### DIRECTIONS
Pictures don't belong in the copy; print all the records exactly.

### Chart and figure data
--*--
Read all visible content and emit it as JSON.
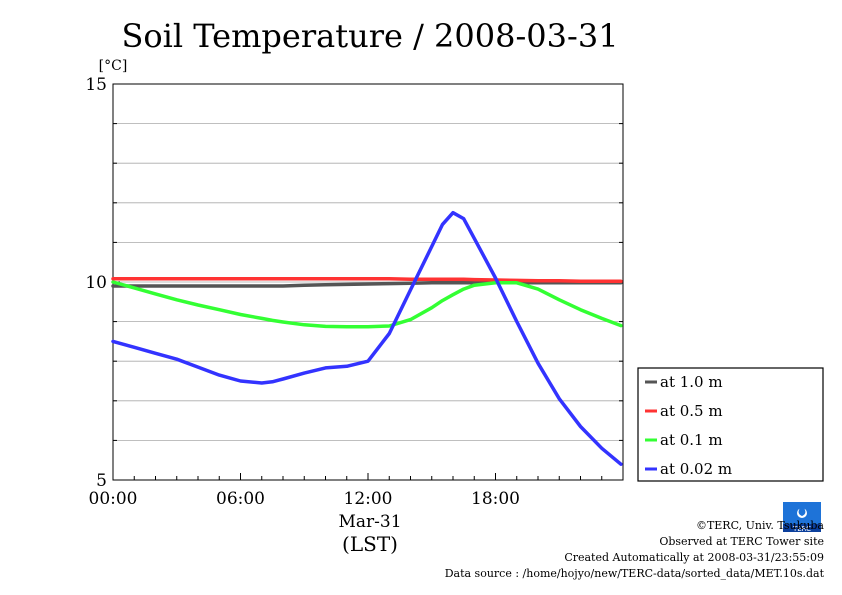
{
  "chart_data": {
    "type": "line",
    "title": "Soil Temperature / 2008-03-31",
    "ylabel": "[°C]",
    "xlabel_date": "Mar-31",
    "xlabel_unit": "(LST)",
    "xlim": [
      0,
      24
    ],
    "ylim": [
      5,
      15
    ],
    "x_ticks": [
      {
        "value": 0,
        "label": "00:00"
      },
      {
        "value": 6,
        "label": "06:00"
      },
      {
        "value": 12,
        "label": "12:00"
      },
      {
        "value": 18,
        "label": "18:00"
      }
    ],
    "y_ticks": [
      {
        "value": 5,
        "label": "5"
      },
      {
        "value": 10,
        "label": "10"
      },
      {
        "value": 15,
        "label": "15"
      }
    ],
    "grid": true,
    "legend_position": "right-bottom",
    "x": [
      0,
      1,
      2,
      3,
      4,
      5,
      6,
      7,
      7.5,
      8,
      9,
      10,
      11,
      12,
      13,
      14,
      15,
      15.5,
      16,
      16.5,
      17,
      18,
      19,
      20,
      21,
      22,
      23,
      23.9
    ],
    "series": [
      {
        "name": "at 1.0 m",
        "color": "#555555",
        "values": [
          9.9,
          9.9,
          9.9,
          9.9,
          9.9,
          9.9,
          9.9,
          9.9,
          9.9,
          9.9,
          9.92,
          9.93,
          9.94,
          9.95,
          9.96,
          9.97,
          9.98,
          9.98,
          9.98,
          9.98,
          9.98,
          9.98,
          9.98,
          9.98,
          9.98,
          9.98,
          9.98,
          9.98
        ]
      },
      {
        "name": "at 0.5 m",
        "color": "#ff3333",
        "values": [
          10.08,
          10.08,
          10.08,
          10.08,
          10.08,
          10.08,
          10.08,
          10.08,
          10.08,
          10.08,
          10.08,
          10.08,
          10.08,
          10.08,
          10.08,
          10.07,
          10.07,
          10.07,
          10.07,
          10.07,
          10.06,
          10.05,
          10.04,
          10.03,
          10.03,
          10.02,
          10.02,
          10.02
        ]
      },
      {
        "name": "at 0.1 m",
        "color": "#33ff33",
        "values": [
          10.0,
          9.85,
          9.7,
          9.55,
          9.42,
          9.3,
          9.18,
          9.08,
          9.03,
          8.99,
          8.92,
          8.88,
          8.87,
          8.87,
          8.89,
          9.05,
          9.35,
          9.53,
          9.68,
          9.82,
          9.92,
          9.98,
          9.98,
          9.82,
          9.55,
          9.3,
          9.08,
          8.9
        ]
      },
      {
        "name": "at 0.02 m",
        "color": "#3333ff",
        "values": [
          8.5,
          8.35,
          8.2,
          8.05,
          7.85,
          7.65,
          7.5,
          7.45,
          7.48,
          7.55,
          7.7,
          7.83,
          7.87,
          8.0,
          8.7,
          9.8,
          10.9,
          11.45,
          11.75,
          11.6,
          11.1,
          10.1,
          9.0,
          7.95,
          7.05,
          6.35,
          5.8,
          5.4
        ]
      }
    ]
  },
  "footer": {
    "copyright": "©TERC, Univ. Tsukuba",
    "site": "Observed at TERC Tower site",
    "created": "Created Automatically at 2008-03-31/23:55:09",
    "source": "Data source : /home/hojyo/new/TERC-data/sorted_data/MET.10s.dat",
    "logo_text": "TERC"
  }
}
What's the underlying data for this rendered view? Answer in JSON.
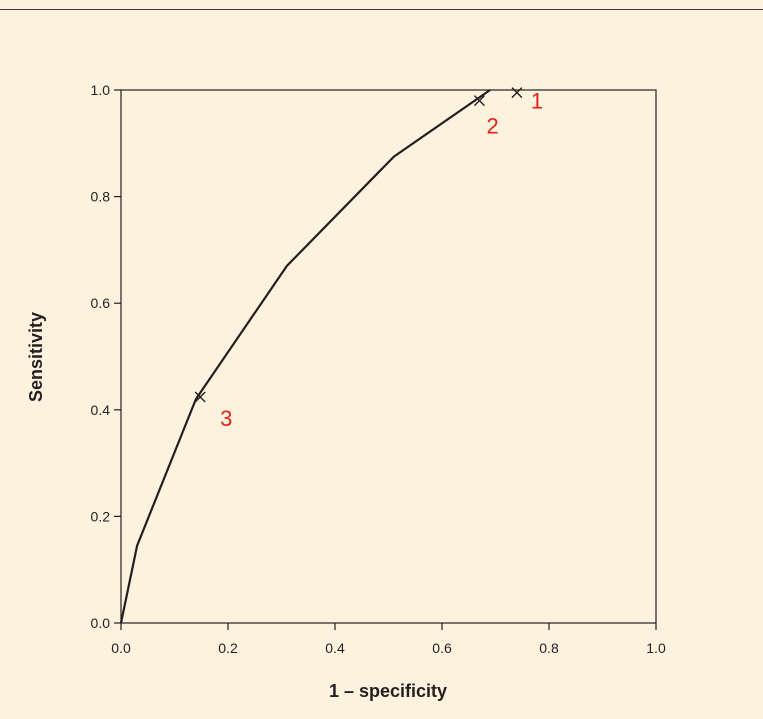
{
  "chart_data": {
    "type": "line",
    "title": "",
    "xlabel": "1 – specificity",
    "ylabel": "Sensitivity",
    "xlim": [
      0.0,
      1.0
    ],
    "ylim": [
      0.0,
      1.0
    ],
    "xticks": [
      "0.0",
      "0.2",
      "0.4",
      "0.6",
      "0.8",
      "1.0"
    ],
    "yticks": [
      "0.0",
      "0.2",
      "0.4",
      "0.6",
      "0.8",
      "1.0"
    ],
    "grid": false,
    "series": [
      {
        "x": [
          0.0,
          0.03,
          0.14,
          0.31,
          0.51,
          0.69
        ],
        "y": [
          0.0,
          0.145,
          0.42,
          0.67,
          0.875,
          1.0
        ]
      }
    ],
    "marked_points": [
      {
        "label": "1",
        "x": 0.74,
        "y": 0.995
      },
      {
        "label": "2",
        "x": 0.67,
        "y": 0.98
      },
      {
        "label": "3",
        "x": 0.148,
        "y": 0.424
      }
    ],
    "colors": {
      "background": "#fdf2de",
      "line": "#231f20",
      "point_label": "#e2231a"
    }
  }
}
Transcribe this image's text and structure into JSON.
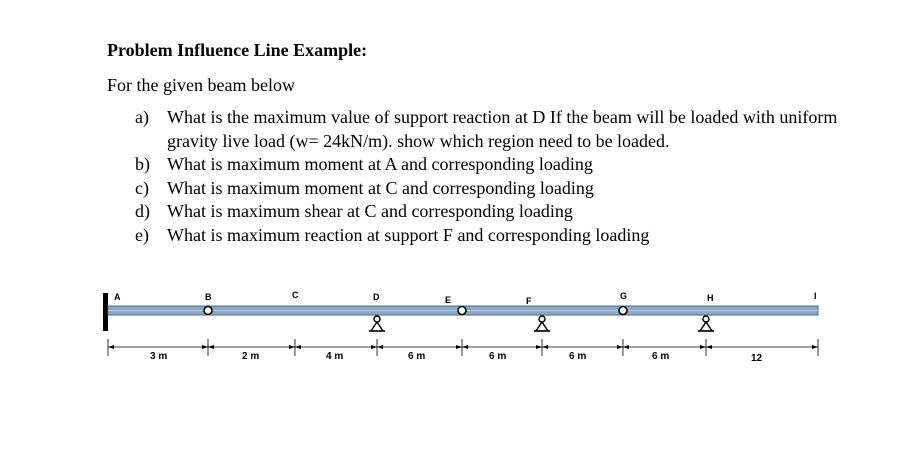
{
  "title": "Problem Influence Line Example:",
  "intro": "For the given beam below",
  "questions": [
    {
      "letter": "a)",
      "text": "What is the maximum value of support reaction at D If the beam will be loaded with uniform gravity live load (w= 24kN/m). show which region need to be loaded."
    },
    {
      "letter": "b)",
      "text": "What is maximum moment at A and corresponding loading"
    },
    {
      "letter": "c)",
      "text": "What is maximum moment at C and corresponding loading"
    },
    {
      "letter": "d)",
      "text": "What is maximum shear at C and corresponding loading"
    },
    {
      "letter": "e)",
      "text": "What is maximum reaction at support F and corresponding loading"
    }
  ],
  "beam": {
    "points": [
      {
        "label": "A",
        "support": "fixed"
      },
      {
        "label": "B",
        "support": "hinge"
      },
      {
        "label": "C",
        "support": "none"
      },
      {
        "label": "D",
        "support": "roller"
      },
      {
        "label": "E",
        "support": "hinge"
      },
      {
        "label": "F",
        "support": "roller"
      },
      {
        "label": "G",
        "support": "hinge"
      },
      {
        "label": "H",
        "support": "roller"
      },
      {
        "label": "I",
        "support": "none"
      }
    ],
    "spans": [
      "3 m",
      "2 m",
      "4 m",
      "6 m",
      "6 m",
      "6 m",
      "6 m",
      "12"
    ],
    "colors": {
      "beam_fill": "#8ea9c4",
      "beam_edge": "#4a6a8a",
      "line": "#000000"
    }
  }
}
--*--
### SOLUTION FOR THIS PROBLEM
Read all visible content and emit it as JSON.
{
  "chart_data": {
    "type": "line",
    "title": "Soil Temperature / 2008-03-31",
    "ylabel": "[°C]",
    "xlabel_date": "Mar-31",
    "xlabel_unit": "(LST)",
    "xlim": [
      0,
      24
    ],
    "ylim": [
      5,
      15
    ],
    "x_ticks": [
      {
        "value": 0,
        "label": "00:00"
      },
      {
        "value": 6,
        "label": "06:00"
      },
      {
        "value": 12,
        "label": "12:00"
      },
      {
        "value": 18,
        "label": "18:00"
      }
    ],
    "y_ticks": [
      {
        "value": 5,
        "label": "5"
      },
      {
        "value": 10,
        "label": "10"
      },
      {
        "value": 15,
        "label": "15"
      }
    ],
    "grid": true,
    "legend_position": "right-bottom",
    "x": [
      0,
      1,
      2,
      3,
      4,
      5,
      6,
      7,
      7.5,
      8,
      9,
      10,
      11,
      12,
      13,
      14,
      15,
      15.5,
      16,
      16.5,
      17,
      18,
      19,
      20,
      21,
      22,
      23,
      23.9
    ],
    "series": [
      {
        "name": "at 1.0 m",
        "color": "#555555",
        "values": [
          9.9,
          9.9,
          9.9,
          9.9,
          9.9,
          9.9,
          9.9,
          9.9,
          9.9,
          9.9,
          9.92,
          9.93,
          9.94,
          9.95,
          9.96,
          9.97,
          9.98,
          9.98,
          9.98,
          9.98,
          9.98,
          9.98,
          9.98,
          9.98,
          9.98,
          9.98,
          9.98,
          9.98
        ]
      },
      {
        "name": "at 0.5 m",
        "color": "#ff3333",
        "values": [
          10.08,
          10.08,
          10.08,
          10.08,
          10.08,
          10.08,
          10.08,
          10.08,
          10.08,
          10.08,
          10.08,
          10.08,
          10.08,
          10.08,
          10.08,
          10.07,
          10.07,
          10.07,
          10.07,
          10.07,
          10.06,
          10.05,
          10.04,
          10.03,
          10.03,
          10.02,
          10.02,
          10.02
        ]
      },
      {
        "name": "at 0.1 m",
        "color": "#33ff33",
        "values": [
          10.0,
          9.85,
          9.7,
          9.55,
          9.42,
          9.3,
          9.18,
          9.08,
          9.03,
          8.99,
          8.92,
          8.88,
          8.87,
          8.87,
          8.89,
          9.05,
          9.35,
          9.53,
          9.68,
          9.82,
          9.92,
          9.98,
          9.98,
          9.82,
          9.55,
          9.3,
          9.08,
          8.9
        ]
      },
      {
        "name": "at 0.02 m",
        "color": "#3333ff",
        "values": [
          8.5,
          8.35,
          8.2,
          8.05,
          7.85,
          7.65,
          7.5,
          7.45,
          7.48,
          7.55,
          7.7,
          7.83,
          7.87,
          8.0,
          8.7,
          9.8,
          10.9,
          11.45,
          11.75,
          11.6,
          11.1,
          10.1,
          9.0,
          7.95,
          7.05,
          6.35,
          5.8,
          5.4
        ]
      }
    ]
  },
  "footer": {
    "copyright": "©TERC, Univ. Tsukuba",
    "site": "Observed at TERC Tower site",
    "created": "Created Automatically at 2008-03-31/23:55:09",
    "source": "Data source : /home/hojyo/new/TERC-data/sorted_data/MET.10s.dat",
    "logo_text": "TERC"
  }
}
What's the underlying data for this rendered view? Answer in JSON.
{
  "chart_data": {
    "type": "line",
    "title": "",
    "xlabel": "1 – specificity",
    "ylabel": "Sensitivity",
    "xlim": [
      0.0,
      1.0
    ],
    "ylim": [
      0.0,
      1.0
    ],
    "xticks": [
      "0.0",
      "0.2",
      "0.4",
      "0.6",
      "0.8",
      "1.0"
    ],
    "yticks": [
      "0.0",
      "0.2",
      "0.4",
      "0.6",
      "0.8",
      "1.0"
    ],
    "grid": false,
    "series": [
      {
        "x": [
          0.0,
          0.03,
          0.14,
          0.31,
          0.51,
          0.69
        ],
        "y": [
          0.0,
          0.145,
          0.42,
          0.67,
          0.875,
          1.0
        ]
      }
    ],
    "marked_points": [
      {
        "label": "1",
        "x": 0.74,
        "y": 0.995
      },
      {
        "label": "2",
        "x": 0.67,
        "y": 0.98
      },
      {
        "label": "3",
        "x": 0.148,
        "y": 0.424
      }
    ],
    "colors": {
      "background": "#fdf2de",
      "line": "#231f20",
      "point_label": "#e2231a"
    }
  }
}
Transcribe this image's text and structure into JSON.
{
  "title": "Problem Influence Line Example:",
  "intro": "For the given beam below",
  "questions": [
    {
      "letter": "a)",
      "text": "What is the maximum value of support reaction at D If the beam will be loaded with uniform gravity live load (w= 24kN/m). show which region need to be loaded."
    },
    {
      "letter": "b)",
      "text": "What is maximum moment at A and corresponding loading"
    },
    {
      "letter": "c)",
      "text": "What is maximum moment at C and corresponding loading"
    },
    {
      "letter": "d)",
      "text": "What is maximum shear at C and corresponding loading"
    },
    {
      "letter": "e)",
      "text": "What is maximum reaction at support F and corresponding loading"
    }
  ],
  "beam": {
    "points": [
      {
        "label": "A",
        "support": "fixed"
      },
      {
        "label": "B",
        "support": "hinge"
      },
      {
        "label": "C",
        "support": "none"
      },
      {
        "label": "D",
        "support": "roller"
      },
      {
        "label": "E",
        "support": "hinge"
      },
      {
        "label": "F",
        "support": "roller"
      },
      {
        "label": "G",
        "support": "hinge"
      },
      {
        "label": "H",
        "support": "roller"
      },
      {
        "label": "I",
        "support": "none"
      }
    ],
    "spans": [
      "3 m",
      "2 m",
      "4 m",
      "6 m",
      "6 m",
      "6 m",
      "6 m",
      "12"
    ],
    "colors": {
      "beam_fill": "#8ea9c4",
      "beam_edge": "#4a6a8a",
      "line": "#000000"
    }
  }
}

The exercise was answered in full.